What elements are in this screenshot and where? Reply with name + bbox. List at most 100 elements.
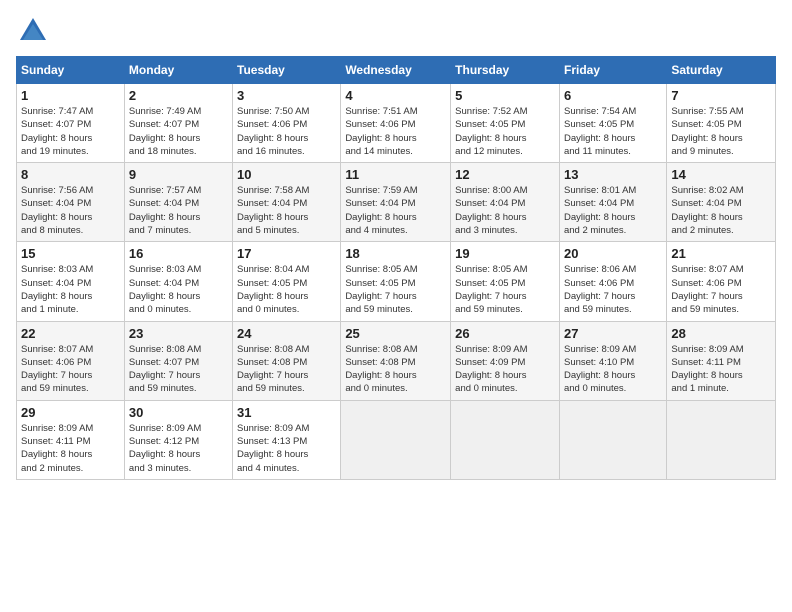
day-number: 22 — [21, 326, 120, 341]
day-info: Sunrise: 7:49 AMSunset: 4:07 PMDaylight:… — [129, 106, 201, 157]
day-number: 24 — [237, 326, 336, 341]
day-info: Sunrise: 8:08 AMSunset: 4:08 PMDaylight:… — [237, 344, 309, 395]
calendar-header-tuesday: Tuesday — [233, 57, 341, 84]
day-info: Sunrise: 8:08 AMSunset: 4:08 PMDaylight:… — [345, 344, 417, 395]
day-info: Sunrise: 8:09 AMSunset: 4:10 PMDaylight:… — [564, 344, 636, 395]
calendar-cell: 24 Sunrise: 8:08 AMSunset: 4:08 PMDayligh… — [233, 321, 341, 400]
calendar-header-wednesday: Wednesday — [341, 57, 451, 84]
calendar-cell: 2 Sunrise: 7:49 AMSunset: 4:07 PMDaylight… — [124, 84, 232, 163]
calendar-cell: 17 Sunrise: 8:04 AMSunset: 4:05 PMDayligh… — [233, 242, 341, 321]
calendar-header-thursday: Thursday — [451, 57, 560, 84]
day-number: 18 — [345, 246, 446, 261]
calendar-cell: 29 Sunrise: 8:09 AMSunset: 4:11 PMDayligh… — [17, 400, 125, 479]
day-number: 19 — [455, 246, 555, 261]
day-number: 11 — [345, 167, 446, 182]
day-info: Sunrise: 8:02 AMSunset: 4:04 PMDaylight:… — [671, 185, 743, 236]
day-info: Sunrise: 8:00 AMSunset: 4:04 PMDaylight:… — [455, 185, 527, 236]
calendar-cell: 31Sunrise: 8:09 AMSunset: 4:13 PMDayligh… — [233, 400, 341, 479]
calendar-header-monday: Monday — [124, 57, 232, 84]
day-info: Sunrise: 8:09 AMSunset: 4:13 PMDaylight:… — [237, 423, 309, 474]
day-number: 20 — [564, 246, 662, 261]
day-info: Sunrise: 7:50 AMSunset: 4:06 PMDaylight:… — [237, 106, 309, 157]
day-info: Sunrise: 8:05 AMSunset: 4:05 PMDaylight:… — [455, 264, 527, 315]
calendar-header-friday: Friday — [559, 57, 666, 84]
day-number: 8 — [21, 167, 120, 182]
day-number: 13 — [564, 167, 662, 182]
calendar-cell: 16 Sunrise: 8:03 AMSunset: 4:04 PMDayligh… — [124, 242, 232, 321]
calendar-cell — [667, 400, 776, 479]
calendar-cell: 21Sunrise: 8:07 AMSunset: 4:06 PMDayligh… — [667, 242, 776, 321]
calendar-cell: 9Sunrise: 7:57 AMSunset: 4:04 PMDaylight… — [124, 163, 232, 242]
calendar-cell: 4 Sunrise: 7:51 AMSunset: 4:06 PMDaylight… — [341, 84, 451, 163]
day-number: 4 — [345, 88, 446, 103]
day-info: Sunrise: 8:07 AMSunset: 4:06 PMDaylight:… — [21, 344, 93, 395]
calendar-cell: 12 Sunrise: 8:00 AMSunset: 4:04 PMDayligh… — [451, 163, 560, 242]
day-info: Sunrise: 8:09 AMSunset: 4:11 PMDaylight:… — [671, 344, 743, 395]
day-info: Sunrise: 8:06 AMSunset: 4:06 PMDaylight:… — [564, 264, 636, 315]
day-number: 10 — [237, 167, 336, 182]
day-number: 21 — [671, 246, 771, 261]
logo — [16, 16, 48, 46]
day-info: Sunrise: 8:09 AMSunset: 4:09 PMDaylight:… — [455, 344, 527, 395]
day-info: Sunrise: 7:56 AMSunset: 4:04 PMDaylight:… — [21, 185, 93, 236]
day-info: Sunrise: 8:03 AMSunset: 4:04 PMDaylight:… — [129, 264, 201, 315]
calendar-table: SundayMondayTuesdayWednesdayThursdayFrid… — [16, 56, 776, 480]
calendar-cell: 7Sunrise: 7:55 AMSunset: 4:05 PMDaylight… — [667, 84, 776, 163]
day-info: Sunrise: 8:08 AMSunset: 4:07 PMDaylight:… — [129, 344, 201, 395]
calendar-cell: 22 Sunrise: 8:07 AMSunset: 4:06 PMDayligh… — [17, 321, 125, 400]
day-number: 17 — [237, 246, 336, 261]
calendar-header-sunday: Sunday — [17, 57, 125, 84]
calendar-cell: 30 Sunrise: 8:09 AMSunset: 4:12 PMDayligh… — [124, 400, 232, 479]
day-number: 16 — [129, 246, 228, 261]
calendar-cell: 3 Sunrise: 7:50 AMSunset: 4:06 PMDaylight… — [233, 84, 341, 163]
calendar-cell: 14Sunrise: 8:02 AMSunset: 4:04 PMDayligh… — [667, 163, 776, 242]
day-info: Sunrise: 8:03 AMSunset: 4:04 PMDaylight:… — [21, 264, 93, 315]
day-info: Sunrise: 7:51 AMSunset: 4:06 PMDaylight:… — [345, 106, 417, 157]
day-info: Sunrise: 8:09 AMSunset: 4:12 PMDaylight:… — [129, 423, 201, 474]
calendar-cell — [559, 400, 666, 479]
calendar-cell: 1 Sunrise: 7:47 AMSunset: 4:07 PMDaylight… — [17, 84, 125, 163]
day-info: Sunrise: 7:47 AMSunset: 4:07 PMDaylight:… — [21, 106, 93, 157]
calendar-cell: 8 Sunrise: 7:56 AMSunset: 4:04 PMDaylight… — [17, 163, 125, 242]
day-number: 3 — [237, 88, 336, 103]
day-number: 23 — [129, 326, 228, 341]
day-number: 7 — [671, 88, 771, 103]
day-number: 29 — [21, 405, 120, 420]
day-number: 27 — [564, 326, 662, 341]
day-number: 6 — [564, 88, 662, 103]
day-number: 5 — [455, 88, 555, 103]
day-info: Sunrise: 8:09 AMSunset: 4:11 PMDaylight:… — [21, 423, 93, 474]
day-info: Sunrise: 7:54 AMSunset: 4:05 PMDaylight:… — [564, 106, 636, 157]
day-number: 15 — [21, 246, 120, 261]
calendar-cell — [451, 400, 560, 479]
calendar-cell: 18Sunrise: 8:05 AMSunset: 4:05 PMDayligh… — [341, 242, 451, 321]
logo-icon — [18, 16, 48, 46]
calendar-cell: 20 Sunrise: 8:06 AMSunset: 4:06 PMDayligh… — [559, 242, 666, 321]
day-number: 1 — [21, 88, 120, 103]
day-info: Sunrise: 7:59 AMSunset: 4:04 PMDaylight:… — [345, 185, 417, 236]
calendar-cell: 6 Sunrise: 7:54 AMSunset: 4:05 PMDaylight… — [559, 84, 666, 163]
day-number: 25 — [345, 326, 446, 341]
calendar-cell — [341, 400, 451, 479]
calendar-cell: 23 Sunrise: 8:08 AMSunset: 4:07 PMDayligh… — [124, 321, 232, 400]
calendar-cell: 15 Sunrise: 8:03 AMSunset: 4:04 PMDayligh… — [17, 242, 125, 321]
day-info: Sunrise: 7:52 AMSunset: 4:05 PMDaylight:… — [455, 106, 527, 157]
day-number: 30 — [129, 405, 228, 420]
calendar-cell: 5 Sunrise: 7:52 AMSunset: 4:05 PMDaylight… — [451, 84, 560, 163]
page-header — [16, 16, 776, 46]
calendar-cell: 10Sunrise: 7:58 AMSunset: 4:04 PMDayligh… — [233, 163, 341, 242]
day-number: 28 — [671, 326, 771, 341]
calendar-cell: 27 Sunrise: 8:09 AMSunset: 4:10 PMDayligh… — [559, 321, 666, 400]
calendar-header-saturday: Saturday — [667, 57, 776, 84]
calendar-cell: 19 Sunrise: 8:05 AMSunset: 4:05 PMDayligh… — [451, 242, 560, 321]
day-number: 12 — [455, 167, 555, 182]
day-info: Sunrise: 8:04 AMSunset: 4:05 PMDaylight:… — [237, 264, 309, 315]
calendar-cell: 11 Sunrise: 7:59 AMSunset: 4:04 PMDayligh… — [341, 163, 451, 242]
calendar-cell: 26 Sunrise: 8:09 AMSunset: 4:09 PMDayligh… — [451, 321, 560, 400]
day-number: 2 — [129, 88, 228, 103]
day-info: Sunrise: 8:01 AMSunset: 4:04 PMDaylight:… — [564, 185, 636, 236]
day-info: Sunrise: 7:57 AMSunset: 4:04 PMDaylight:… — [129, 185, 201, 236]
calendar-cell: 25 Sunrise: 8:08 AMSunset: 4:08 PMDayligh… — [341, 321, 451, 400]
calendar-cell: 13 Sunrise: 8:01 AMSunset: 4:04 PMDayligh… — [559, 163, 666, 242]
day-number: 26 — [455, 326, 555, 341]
= = = =
Problem
Please retype, without changes, the lines in the records between the one holding "day-number: 22 — [21, 326, 120, 341]" and the one holding "calendar-cell: 2 Sunrise: 7:49", inclusive.

Answer for the task
day-number: 22 — [21, 326, 120, 341]
day-info: Sunrise: 7:49 AMSunset: 4:07 PMDaylight:… — [129, 106, 201, 157]
day-number: 24 — [237, 326, 336, 341]
day-info: Sunrise: 8:08 AMSunset: 4:08 PMDaylight:… — [237, 344, 309, 395]
calendar-header-tuesday: Tuesday — [233, 57, 341, 84]
day-info: Sunrise: 8:08 AMSunset: 4:08 PMDaylight:… — [345, 344, 417, 395]
day-info: Sunrise: 8:09 AMSunset: 4:10 PMDaylight:… — [564, 344, 636, 395]
calendar-cell: 24 Sunrise: 8:08 AMSunset: 4:08 PMDayligh… — [233, 321, 341, 400]
calendar-header-wednesday: Wednesday — [341, 57, 451, 84]
calendar-cell: 2 Sunrise: 7:49 AMSunset: 4:07 PMDaylight… — [124, 84, 232, 163]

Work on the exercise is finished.